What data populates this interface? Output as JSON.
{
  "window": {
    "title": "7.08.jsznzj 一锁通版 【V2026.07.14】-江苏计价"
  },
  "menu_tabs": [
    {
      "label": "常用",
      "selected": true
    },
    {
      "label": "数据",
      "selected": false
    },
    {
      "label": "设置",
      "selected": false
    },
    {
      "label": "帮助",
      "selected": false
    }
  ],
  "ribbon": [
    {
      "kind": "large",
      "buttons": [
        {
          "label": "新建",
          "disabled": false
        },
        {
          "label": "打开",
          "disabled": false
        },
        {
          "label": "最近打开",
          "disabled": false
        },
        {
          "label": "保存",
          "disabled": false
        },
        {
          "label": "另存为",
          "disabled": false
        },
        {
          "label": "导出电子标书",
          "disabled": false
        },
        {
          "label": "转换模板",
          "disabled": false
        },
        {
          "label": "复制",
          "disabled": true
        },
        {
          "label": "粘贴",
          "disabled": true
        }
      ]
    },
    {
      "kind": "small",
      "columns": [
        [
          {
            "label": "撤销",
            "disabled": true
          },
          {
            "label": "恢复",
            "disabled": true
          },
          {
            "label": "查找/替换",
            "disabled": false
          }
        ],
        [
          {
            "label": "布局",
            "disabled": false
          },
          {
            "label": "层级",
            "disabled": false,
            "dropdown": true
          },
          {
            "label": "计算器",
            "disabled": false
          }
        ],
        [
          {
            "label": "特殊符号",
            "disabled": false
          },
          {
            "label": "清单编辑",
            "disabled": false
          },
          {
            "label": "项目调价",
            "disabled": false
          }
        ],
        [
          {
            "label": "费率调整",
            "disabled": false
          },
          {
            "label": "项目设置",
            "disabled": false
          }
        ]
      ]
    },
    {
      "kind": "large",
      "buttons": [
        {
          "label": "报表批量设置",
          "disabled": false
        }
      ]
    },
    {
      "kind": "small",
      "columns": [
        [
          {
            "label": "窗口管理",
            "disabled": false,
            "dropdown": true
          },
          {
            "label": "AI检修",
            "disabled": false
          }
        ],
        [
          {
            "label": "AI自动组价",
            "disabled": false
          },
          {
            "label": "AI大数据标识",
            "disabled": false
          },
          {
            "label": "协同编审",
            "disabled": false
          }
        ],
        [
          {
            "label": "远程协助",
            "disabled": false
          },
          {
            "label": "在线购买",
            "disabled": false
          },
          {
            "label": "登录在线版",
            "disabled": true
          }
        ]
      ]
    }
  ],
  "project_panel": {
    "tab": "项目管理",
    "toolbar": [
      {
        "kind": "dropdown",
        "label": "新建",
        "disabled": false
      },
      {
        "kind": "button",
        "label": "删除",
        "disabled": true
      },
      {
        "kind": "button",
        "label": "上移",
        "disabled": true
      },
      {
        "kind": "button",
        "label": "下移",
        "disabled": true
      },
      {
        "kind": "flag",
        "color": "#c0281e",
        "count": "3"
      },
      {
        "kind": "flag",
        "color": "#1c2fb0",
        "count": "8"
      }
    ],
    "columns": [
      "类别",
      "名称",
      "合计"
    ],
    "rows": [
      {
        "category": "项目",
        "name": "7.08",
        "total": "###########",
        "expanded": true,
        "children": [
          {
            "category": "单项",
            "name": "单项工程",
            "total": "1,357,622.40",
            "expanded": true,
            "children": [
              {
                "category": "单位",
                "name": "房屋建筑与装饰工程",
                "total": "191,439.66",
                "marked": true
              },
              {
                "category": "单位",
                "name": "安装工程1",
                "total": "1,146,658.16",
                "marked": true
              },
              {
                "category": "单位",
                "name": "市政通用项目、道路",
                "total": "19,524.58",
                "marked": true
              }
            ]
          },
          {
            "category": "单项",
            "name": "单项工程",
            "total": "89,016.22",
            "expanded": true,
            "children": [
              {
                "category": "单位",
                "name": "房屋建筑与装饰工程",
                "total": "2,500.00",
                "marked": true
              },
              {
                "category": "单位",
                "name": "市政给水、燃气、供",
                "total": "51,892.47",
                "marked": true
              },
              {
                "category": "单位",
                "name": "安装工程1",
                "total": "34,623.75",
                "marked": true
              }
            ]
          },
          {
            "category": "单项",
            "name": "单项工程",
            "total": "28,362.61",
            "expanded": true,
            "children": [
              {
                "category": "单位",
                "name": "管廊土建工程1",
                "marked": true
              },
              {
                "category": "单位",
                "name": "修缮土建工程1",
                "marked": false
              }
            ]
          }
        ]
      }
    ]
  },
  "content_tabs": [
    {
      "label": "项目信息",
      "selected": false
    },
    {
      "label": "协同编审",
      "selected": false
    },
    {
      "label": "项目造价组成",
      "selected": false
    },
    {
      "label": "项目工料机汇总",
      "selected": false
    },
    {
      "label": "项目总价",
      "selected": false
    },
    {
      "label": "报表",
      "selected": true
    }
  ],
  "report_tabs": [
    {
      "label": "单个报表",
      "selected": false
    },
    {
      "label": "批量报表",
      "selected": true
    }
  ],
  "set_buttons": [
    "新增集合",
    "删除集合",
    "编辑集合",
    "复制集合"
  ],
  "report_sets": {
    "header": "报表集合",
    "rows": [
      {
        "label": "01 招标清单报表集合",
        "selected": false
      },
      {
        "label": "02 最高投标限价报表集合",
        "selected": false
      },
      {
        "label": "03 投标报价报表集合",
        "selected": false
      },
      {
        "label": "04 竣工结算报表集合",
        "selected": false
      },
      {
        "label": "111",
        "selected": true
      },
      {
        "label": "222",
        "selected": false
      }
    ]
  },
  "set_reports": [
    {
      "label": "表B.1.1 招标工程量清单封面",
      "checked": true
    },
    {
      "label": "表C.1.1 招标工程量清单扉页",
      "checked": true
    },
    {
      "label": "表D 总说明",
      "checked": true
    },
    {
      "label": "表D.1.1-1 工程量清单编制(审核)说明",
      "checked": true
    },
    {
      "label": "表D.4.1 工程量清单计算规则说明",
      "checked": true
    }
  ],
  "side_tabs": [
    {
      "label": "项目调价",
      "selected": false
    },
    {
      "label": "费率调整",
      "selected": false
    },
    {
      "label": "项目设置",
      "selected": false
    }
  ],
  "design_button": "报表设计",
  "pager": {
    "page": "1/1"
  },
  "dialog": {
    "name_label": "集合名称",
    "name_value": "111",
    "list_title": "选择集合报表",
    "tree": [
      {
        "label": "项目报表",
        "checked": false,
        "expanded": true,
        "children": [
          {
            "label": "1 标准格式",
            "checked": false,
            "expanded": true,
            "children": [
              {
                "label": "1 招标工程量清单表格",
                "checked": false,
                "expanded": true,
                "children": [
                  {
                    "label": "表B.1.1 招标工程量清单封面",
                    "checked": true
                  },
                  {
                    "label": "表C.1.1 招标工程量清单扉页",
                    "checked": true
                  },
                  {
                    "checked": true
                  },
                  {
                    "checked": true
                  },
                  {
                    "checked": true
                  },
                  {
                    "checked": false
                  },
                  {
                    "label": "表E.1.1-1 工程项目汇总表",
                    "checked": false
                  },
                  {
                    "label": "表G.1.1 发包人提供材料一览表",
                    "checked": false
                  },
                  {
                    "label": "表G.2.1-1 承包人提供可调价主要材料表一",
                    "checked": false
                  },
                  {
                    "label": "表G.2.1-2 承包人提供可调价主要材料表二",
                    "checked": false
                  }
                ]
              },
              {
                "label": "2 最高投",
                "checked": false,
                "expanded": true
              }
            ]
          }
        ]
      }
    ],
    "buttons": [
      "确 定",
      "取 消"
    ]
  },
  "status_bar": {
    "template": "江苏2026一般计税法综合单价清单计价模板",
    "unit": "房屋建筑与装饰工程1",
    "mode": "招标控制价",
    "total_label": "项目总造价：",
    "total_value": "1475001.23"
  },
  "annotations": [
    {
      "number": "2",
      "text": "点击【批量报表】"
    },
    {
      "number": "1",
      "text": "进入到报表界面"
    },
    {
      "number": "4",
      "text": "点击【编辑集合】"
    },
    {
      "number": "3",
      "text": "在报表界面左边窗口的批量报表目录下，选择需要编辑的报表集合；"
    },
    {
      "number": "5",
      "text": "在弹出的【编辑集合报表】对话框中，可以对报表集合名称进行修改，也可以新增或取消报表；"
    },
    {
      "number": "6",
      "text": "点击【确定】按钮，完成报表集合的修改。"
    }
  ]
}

--------------------------------

-- INSTRUCTIONS FOR THE TASK --
Copy out every line from the records that has the word "number".

-- CORRECT RESPONSE --
      "number": "2",
      "number": "1",
      "number": "4",
      "number": "3",
      "number": "5",
      "number": "6",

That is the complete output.